**演習課題:**
[1] マグロー氏の曲集についての文章のうち、「18.マグロー氏の選択」で始まり「が8月に無事に手元に届いた。」までの部分を、「8月」を「9月」に置き換えて書き直してください。
[2] 次の記述(a)〜(c)がマグロー氏の曲集についての文章と合っているかを、それぞれ「はい」か「いいえ」で答え、決め手となる本文の語句をそのまま引用すること。(a) 注文した第1巻は8月に手元に届いた。(b) 価格は送料込みで20ドルを超えた。(c) 全4巻のアンソロジーは出版年代順に配置されている。

18.マグロー氏の選択

「アンソロジー楽譜の楽しみ」の(2)*1)で,
誤って絶版と書いてしまい,
(4)*2)では 「ダメもと」で
“seetmusicplus.com”に注文したと書いた,
McGraw(マグロー)氏の手による アンソロジー
“Four Centuries of Piano Duet Music
(Boston Music Company刊)”の第1巻*3)
が8月に無事に手元に届いた。

急いでいたのでこれ1冊だけの注文だったが,
価格は送料込みで14ドル弱であった。

氏による名著“Piano Duet Repertoire”*4)
コピーライト表示が1981年で,
この曲集のそれは1985年なので,
「レパートリー」の巻末の
「 アンソロジーの内容の詳細な記録」という,
読者にとって非常に便利で貴重な情報は,
自身のアンソロジーに関しては
時間的に間に合わなかった訳である。


この全4巻のアンソロジーは
技術的な難易度順に配置されているので,
この第1巻には易しい作品が収録されている。

中身を見てみると曲目は極めて変化に富み,
時代的にはイタリアのルティー二(1723〜97)*5)

**資料抜粋:**
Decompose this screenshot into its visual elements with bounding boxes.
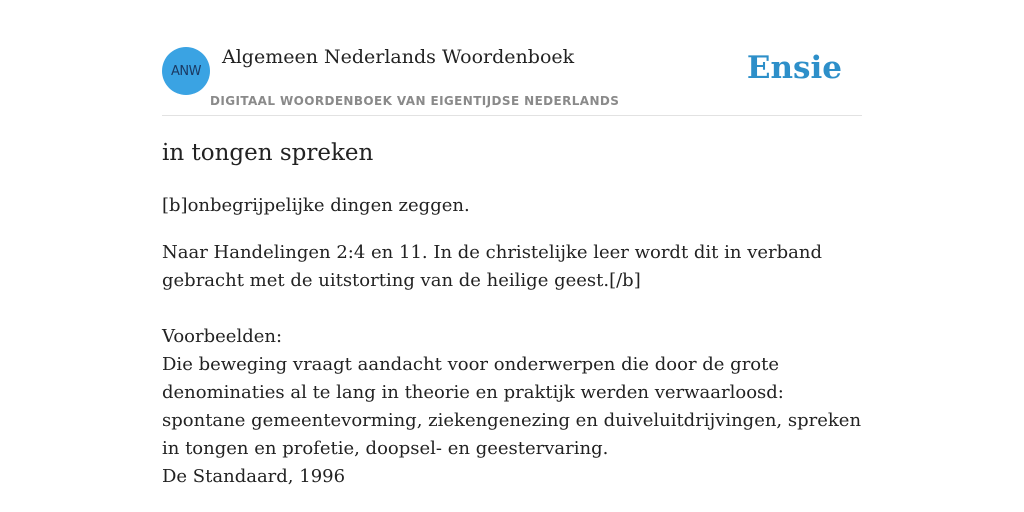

**課題の解答:**
[1]
18.マグロー氏の選択

「アンソロジー楽譜の楽しみ」の(2)*1)で,
誤って絶版と書いてしまい,
(4)*2)では 「ダメもと」で
“seetmusicplus.com”に注文したと書いた,
McGraw(マグロー)氏の手による アンソロジー
“Four Centuries of Piano Duet Music
(Boston Music Company刊)”の第1巻*3)
が9月に無事に手元に届いた。

[2]
(a) はい。「8月に無事に手元に届いた」
(b) いいえ。「価格は送料込みで14ドル弱であった」
(c) いいえ。「技術的な難易度順に配置されている」